Short exercise: Return each line of the listing that contains the string "pemilihan".

· · · · · · ·

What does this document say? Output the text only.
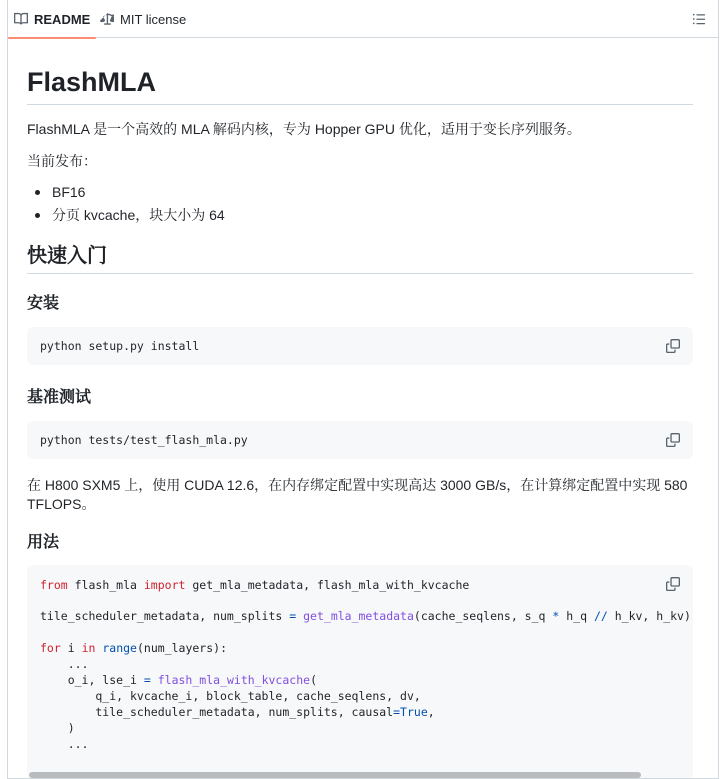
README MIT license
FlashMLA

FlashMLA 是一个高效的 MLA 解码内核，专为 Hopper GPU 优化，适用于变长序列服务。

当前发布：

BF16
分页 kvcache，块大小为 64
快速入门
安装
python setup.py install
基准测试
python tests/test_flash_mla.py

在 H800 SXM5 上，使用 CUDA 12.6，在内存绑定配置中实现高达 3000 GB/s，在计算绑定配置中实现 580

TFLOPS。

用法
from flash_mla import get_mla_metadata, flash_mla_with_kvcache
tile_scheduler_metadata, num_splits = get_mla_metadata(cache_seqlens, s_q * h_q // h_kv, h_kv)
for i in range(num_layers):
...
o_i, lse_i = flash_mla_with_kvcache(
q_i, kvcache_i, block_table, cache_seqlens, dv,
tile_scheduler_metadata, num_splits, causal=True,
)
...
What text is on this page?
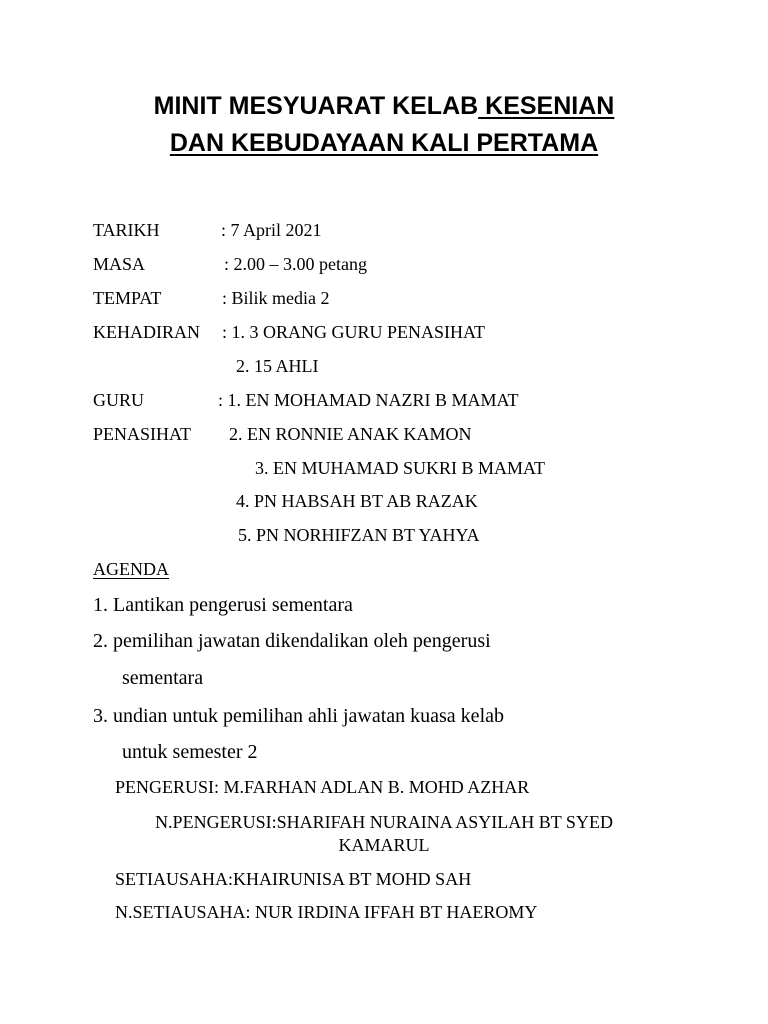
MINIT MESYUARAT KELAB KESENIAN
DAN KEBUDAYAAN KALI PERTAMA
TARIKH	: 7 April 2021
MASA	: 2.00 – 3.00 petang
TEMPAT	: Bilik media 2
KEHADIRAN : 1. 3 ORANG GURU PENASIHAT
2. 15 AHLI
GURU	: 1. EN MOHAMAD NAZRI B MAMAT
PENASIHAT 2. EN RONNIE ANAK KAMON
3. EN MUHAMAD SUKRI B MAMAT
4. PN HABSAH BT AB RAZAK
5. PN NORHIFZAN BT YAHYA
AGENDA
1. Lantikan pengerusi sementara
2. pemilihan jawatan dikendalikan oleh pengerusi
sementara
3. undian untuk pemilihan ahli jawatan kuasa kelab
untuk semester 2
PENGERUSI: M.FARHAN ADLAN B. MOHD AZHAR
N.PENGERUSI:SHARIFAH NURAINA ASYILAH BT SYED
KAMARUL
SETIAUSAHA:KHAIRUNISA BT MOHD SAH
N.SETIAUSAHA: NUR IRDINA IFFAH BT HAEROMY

· · · · · · ·

Response to this exercise:
2. pemilihan jawatan dikendalikan oleh pengerusi
3. undian untuk pemilihan ahli jawatan kuasa kelab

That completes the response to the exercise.